═══ Data lines
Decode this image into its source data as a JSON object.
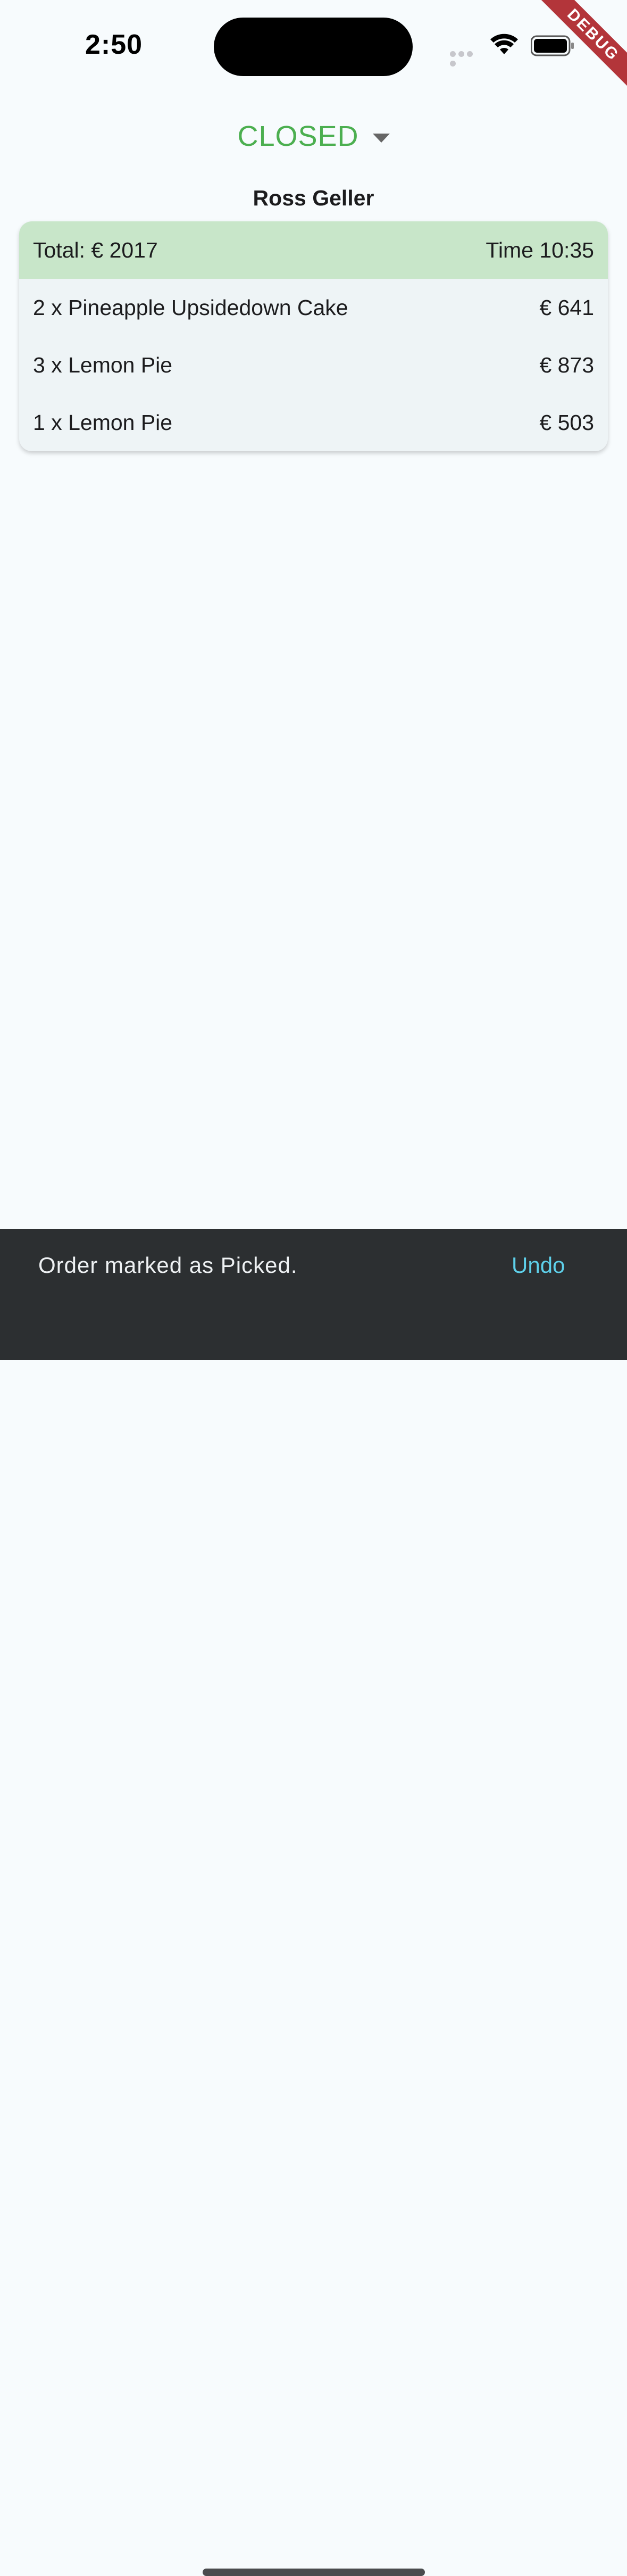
{
  "status_bar": {
    "time": "2:50",
    "debug_label": "DEBUG"
  },
  "order_status": {
    "selected": "CLOSED",
    "color": "#4caf50"
  },
  "customer": {
    "name": "Ross Geller"
  },
  "order": {
    "total_label": "Total: € 2017",
    "time_label": "Time 10:35",
    "items": [
      {
        "description": "2 x Pineapple Upsidedown Cake",
        "price": "€ 641"
      },
      {
        "description": "3 x Lemon Pie",
        "price": "€ 873"
      },
      {
        "description": "1 x Lemon Pie",
        "price": "€ 503"
      }
    ]
  },
  "snackbar": {
    "message": "Order marked as Picked.",
    "action_label": "Undo",
    "action_color": "#5ed0ea"
  },
  "colors": {
    "background": "#f7fbfd",
    "card_header": "#c8e6c9",
    "card_body": "#eef4f6",
    "snackbar": "#2c2f31",
    "debug_ribbon": "#b3353a"
  }
}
══════
Problem to work on: Transcribe the listing in full. Omit the pictures and keep every line exact.

Exercise output:
Decode this image into its source data as a JSON object.
{
  "status_bar": {
    "time": "2:50",
    "debug_label": "DEBUG"
  },
  "order_status": {
    "selected": "CLOSED",
    "color": "#4caf50"
  },
  "customer": {
    "name": "Ross Geller"
  },
  "order": {
    "total_label": "Total: € 2017",
    "time_label": "Time 10:35",
    "items": [
      {
        "description": "2 x Pineapple Upsidedown Cake",
        "price": "€ 641"
      },
      {
        "description": "3 x Lemon Pie",
        "price": "€ 873"
      },
      {
        "description": "1 x Lemon Pie",
        "price": "€ 503"
      }
    ]
  },
  "snackbar": {
    "message": "Order marked as Picked.",
    "action_label": "Undo",
    "action_color": "#5ed0ea"
  },
  "colors": {
    "background": "#f7fbfd",
    "card_header": "#c8e6c9",
    "card_body": "#eef4f6",
    "snackbar": "#2c2f31",
    "debug_ribbon": "#b3353a"
  }
}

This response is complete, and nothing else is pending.